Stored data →
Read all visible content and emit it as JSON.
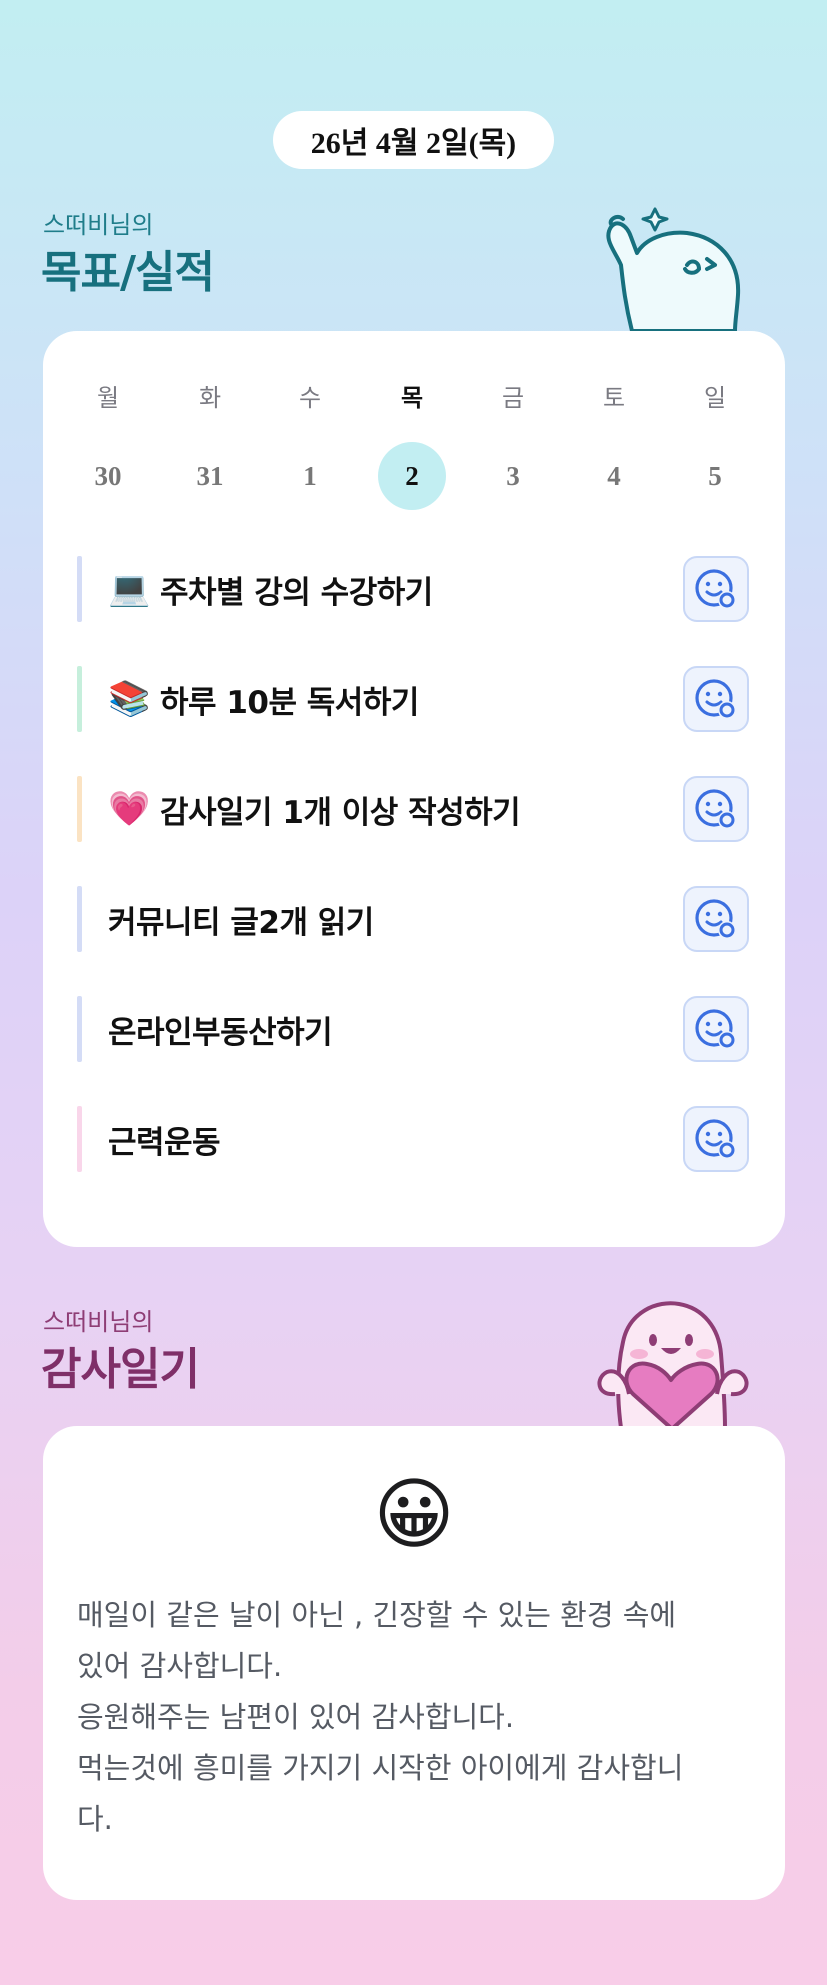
{
  "header": {
    "date": "26년 4월 2일(목)"
  },
  "goals_section": {
    "subtitle": "스떠비님의",
    "title": "목표/실적"
  },
  "calendar": {
    "days": [
      {
        "name": "월",
        "num": "30",
        "active": false
      },
      {
        "name": "화",
        "num": "31",
        "active": false
      },
      {
        "name": "수",
        "num": "1",
        "active": false
      },
      {
        "name": "목",
        "num": "2",
        "active": true
      },
      {
        "name": "금",
        "num": "3",
        "active": false
      },
      {
        "name": "토",
        "num": "4",
        "active": false
      },
      {
        "name": "일",
        "num": "5",
        "active": false
      }
    ]
  },
  "goals": [
    {
      "icon": "laptop-icon",
      "emoji": "💻",
      "label": "주차별 강의 수강하기",
      "bar_color": "#d4dcf6"
    },
    {
      "icon": "books-icon",
      "emoji": "📚",
      "label": "하루 10분 독서하기",
      "bar_color": "#c6efdc"
    },
    {
      "icon": "pink-heart-icon",
      "emoji": "💗",
      "label": "감사일기 1개 이상 작성하기",
      "bar_color": "#fbe3c3"
    },
    {
      "icon": "",
      "emoji": "",
      "label": "커뮤니티 글2개 읽기",
      "bar_color": "#d4dcf6"
    },
    {
      "icon": "",
      "emoji": "",
      "label": "온라인부동산하기",
      "bar_color": "#d4dcf6"
    },
    {
      "icon": "",
      "emoji": "",
      "label": "근력운동",
      "bar_color": "#f9d6ea"
    }
  ],
  "thanks_section": {
    "subtitle": "스떠비님의",
    "title": "감사일기"
  },
  "diary": {
    "mood_emoji": "😀",
    "lines": [
      "매일이 같은 날이 아닌 , 긴장할 수 있는 환경 속에",
      "있어 감사합니다.",
      "응원해주는 남편이 있어 감사합니다.",
      "먹는것에 흥미를 가지기 시작한 아이에게 감사합니",
      "다."
    ]
  },
  "colors": {
    "accent_teal": "#17707e",
    "accent_plum": "#7f2f68",
    "today_highlight": "#c2eef2",
    "button_bg": "#eef3fd",
    "button_icon": "#3b6fe0"
  }
}
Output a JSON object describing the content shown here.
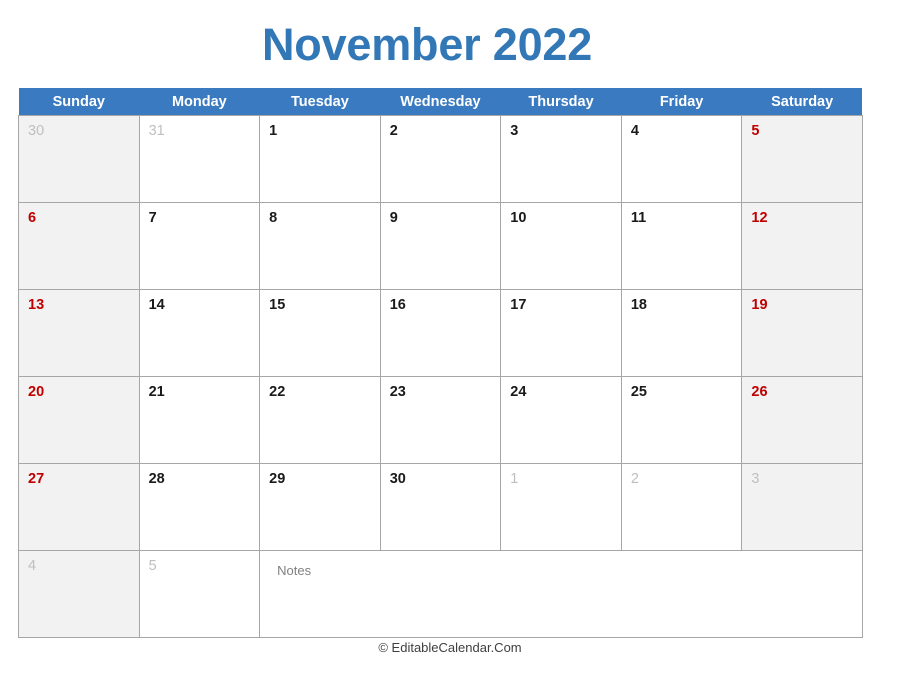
{
  "title": "November 2022",
  "theme": {
    "title_color": "#3278B6",
    "header_bg": "#3A7AC0",
    "header_text": "#FFFFFF",
    "weekend_bg": "#F2F2F2",
    "weekend_text": "#C00000",
    "weekday_text": "#1A1A1A",
    "muted_text": "#BFBFBF",
    "grid_line": "#A6A6A6",
    "notes_text": "#808080"
  },
  "weekdays": [
    "Sunday",
    "Monday",
    "Tuesday",
    "Wednesday",
    "Thursday",
    "Friday",
    "Saturday"
  ],
  "notes_label": "Notes",
  "footer": "© EditableCalendar.Com",
  "weeks": [
    [
      {
        "day": "30",
        "style": "muted",
        "weekend": true
      },
      {
        "day": "31",
        "style": "muted",
        "weekend": false
      },
      {
        "day": "1",
        "style": "normal",
        "weekend": false
      },
      {
        "day": "2",
        "style": "normal",
        "weekend": false
      },
      {
        "day": "3",
        "style": "normal",
        "weekend": false
      },
      {
        "day": "4",
        "style": "normal",
        "weekend": false
      },
      {
        "day": "5",
        "style": "red",
        "weekend": true
      }
    ],
    [
      {
        "day": "6",
        "style": "red",
        "weekend": true
      },
      {
        "day": "7",
        "style": "normal",
        "weekend": false
      },
      {
        "day": "8",
        "style": "normal",
        "weekend": false
      },
      {
        "day": "9",
        "style": "normal",
        "weekend": false
      },
      {
        "day": "10",
        "style": "normal",
        "weekend": false
      },
      {
        "day": "11",
        "style": "normal",
        "weekend": false
      },
      {
        "day": "12",
        "style": "red",
        "weekend": true
      }
    ],
    [
      {
        "day": "13",
        "style": "red",
        "weekend": true
      },
      {
        "day": "14",
        "style": "normal",
        "weekend": false
      },
      {
        "day": "15",
        "style": "normal",
        "weekend": false
      },
      {
        "day": "16",
        "style": "normal",
        "weekend": false
      },
      {
        "day": "17",
        "style": "normal",
        "weekend": false
      },
      {
        "day": "18",
        "style": "normal",
        "weekend": false
      },
      {
        "day": "19",
        "style": "red",
        "weekend": true
      }
    ],
    [
      {
        "day": "20",
        "style": "red",
        "weekend": true
      },
      {
        "day": "21",
        "style": "normal",
        "weekend": false
      },
      {
        "day": "22",
        "style": "normal",
        "weekend": false
      },
      {
        "day": "23",
        "style": "normal",
        "weekend": false
      },
      {
        "day": "24",
        "style": "normal",
        "weekend": false
      },
      {
        "day": "25",
        "style": "normal",
        "weekend": false
      },
      {
        "day": "26",
        "style": "red",
        "weekend": true
      }
    ],
    [
      {
        "day": "27",
        "style": "red",
        "weekend": true
      },
      {
        "day": "28",
        "style": "normal",
        "weekend": false
      },
      {
        "day": "29",
        "style": "normal",
        "weekend": false
      },
      {
        "day": "30",
        "style": "normal",
        "weekend": false
      },
      {
        "day": "1",
        "style": "muted",
        "weekend": false
      },
      {
        "day": "2",
        "style": "muted",
        "weekend": false
      },
      {
        "day": "3",
        "style": "muted",
        "weekend": true
      }
    ]
  ],
  "last_row": {
    "cells": [
      {
        "day": "4",
        "style": "muted",
        "weekend": true
      },
      {
        "day": "5",
        "style": "muted",
        "weekend": false
      }
    ],
    "notes_colspan": 5
  }
}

Exercise task →
All records must be output exactly as they are, except for the pictures, which are left out.

Result of this exercise →
Read all visible content and emit it as JSON.
{
  "header": {
    "date": "26년 4월 2일(목)"
  },
  "goals_section": {
    "subtitle": "스떠비님의",
    "title": "목표/실적"
  },
  "calendar": {
    "days": [
      {
        "name": "월",
        "num": "30",
        "active": false
      },
      {
        "name": "화",
        "num": "31",
        "active": false
      },
      {
        "name": "수",
        "num": "1",
        "active": false
      },
      {
        "name": "목",
        "num": "2",
        "active": true
      },
      {
        "name": "금",
        "num": "3",
        "active": false
      },
      {
        "name": "토",
        "num": "4",
        "active": false
      },
      {
        "name": "일",
        "num": "5",
        "active": false
      }
    ]
  },
  "goals": [
    {
      "icon": "laptop-icon",
      "emoji": "💻",
      "label": "주차별 강의 수강하기",
      "bar_color": "#d4dcf6"
    },
    {
      "icon": "books-icon",
      "emoji": "📚",
      "label": "하루 10분 독서하기",
      "bar_color": "#c6efdc"
    },
    {
      "icon": "pink-heart-icon",
      "emoji": "💗",
      "label": "감사일기 1개 이상 작성하기",
      "bar_color": "#fbe3c3"
    },
    {
      "icon": "",
      "emoji": "",
      "label": "커뮤니티 글2개 읽기",
      "bar_color": "#d4dcf6"
    },
    {
      "icon": "",
      "emoji": "",
      "label": "온라인부동산하기",
      "bar_color": "#d4dcf6"
    },
    {
      "icon": "",
      "emoji": "",
      "label": "근력운동",
      "bar_color": "#f9d6ea"
    }
  ],
  "thanks_section": {
    "subtitle": "스떠비님의",
    "title": "감사일기"
  },
  "diary": {
    "mood_emoji": "😀",
    "lines": [
      "매일이 같은 날이 아닌 , 긴장할 수 있는 환경 속에",
      "있어 감사합니다.",
      "응원해주는 남편이 있어 감사합니다.",
      "먹는것에 흥미를 가지기 시작한 아이에게 감사합니",
      "다."
    ]
  },
  "colors": {
    "accent_teal": "#17707e",
    "accent_plum": "#7f2f68",
    "today_highlight": "#c2eef2",
    "button_bg": "#eef3fd",
    "button_icon": "#3b6fe0"
  }
}
Output a JSON object describing the content shown here.
{
  "title": "November 2022",
  "theme": {
    "title_color": "#3278B6",
    "header_bg": "#3A7AC0",
    "header_text": "#FFFFFF",
    "weekend_bg": "#F2F2F2",
    "weekend_text": "#C00000",
    "weekday_text": "#1A1A1A",
    "muted_text": "#BFBFBF",
    "grid_line": "#A6A6A6",
    "notes_text": "#808080"
  },
  "weekdays": [
    "Sunday",
    "Monday",
    "Tuesday",
    "Wednesday",
    "Thursday",
    "Friday",
    "Saturday"
  ],
  "notes_label": "Notes",
  "footer": "© EditableCalendar.Com",
  "weeks": [
    [
      {
        "day": "30",
        "style": "muted",
        "weekend": true
      },
      {
        "day": "31",
        "style": "muted",
        "weekend": false
      },
      {
        "day": "1",
        "style": "normal",
        "weekend": false
      },
      {
        "day": "2",
        "style": "normal",
        "weekend": false
      },
      {
        "day": "3",
        "style": "normal",
        "weekend": false
      },
      {
        "day": "4",
        "style": "normal",
        "weekend": false
      },
      {
        "day": "5",
        "style": "red",
        "weekend": true
      }
    ],
    [
      {
        "day": "6",
        "style": "red",
        "weekend": true
      },
      {
        "day": "7",
        "style": "normal",
        "weekend": false
      },
      {
        "day": "8",
        "style": "normal",
        "weekend": false
      },
      {
        "day": "9",
        "style": "normal",
        "weekend": false
      },
      {
        "day": "10",
        "style": "normal",
        "weekend": false
      },
      {
        "day": "11",
        "style": "normal",
        "weekend": false
      },
      {
        "day": "12",
        "style": "red",
        "weekend": true
      }
    ],
    [
      {
        "day": "13",
        "style": "red",
        "weekend": true
      },
      {
        "day": "14",
        "style": "normal",
        "weekend": false
      },
      {
        "day": "15",
        "style": "normal",
        "weekend": false
      },
      {
        "day": "16",
        "style": "normal",
        "weekend": false
      },
      {
        "day": "17",
        "style": "normal",
        "weekend": false
      },
      {
        "day": "18",
        "style": "normal",
        "weekend": false
      },
      {
        "day": "19",
        "style": "red",
        "weekend": true
      }
    ],
    [
      {
        "day": "20",
        "style": "red",
        "weekend": true
      },
      {
        "day": "21",
        "style": "normal",
        "weekend": false
      },
      {
        "day": "22",
        "style": "normal",
        "weekend": false
      },
      {
        "day": "23",
        "style": "normal",
        "weekend": false
      },
      {
        "day": "24",
        "style": "normal",
        "weekend": false
      },
      {
        "day": "25",
        "style": "normal",
        "weekend": false
      },
      {
        "day": "26",
        "style": "red",
        "weekend": true
      }
    ],
    [
      {
        "day": "27",
        "style": "red",
        "weekend": true
      },
      {
        "day": "28",
        "style": "normal",
        "weekend": false
      },
      {
        "day": "29",
        "style": "normal",
        "weekend": false
      },
      {
        "day": "30",
        "style": "normal",
        "weekend": false
      },
      {
        "day": "1",
        "style": "muted",
        "weekend": false
      },
      {
        "day": "2",
        "style": "muted",
        "weekend": false
      },
      {
        "day": "3",
        "style": "muted",
        "weekend": true
      }
    ]
  ],
  "last_row": {
    "cells": [
      {
        "day": "4",
        "style": "muted",
        "weekend": true
      },
      {
        "day": "5",
        "style": "muted",
        "weekend": false
      }
    ],
    "notes_colspan": 5
  }
}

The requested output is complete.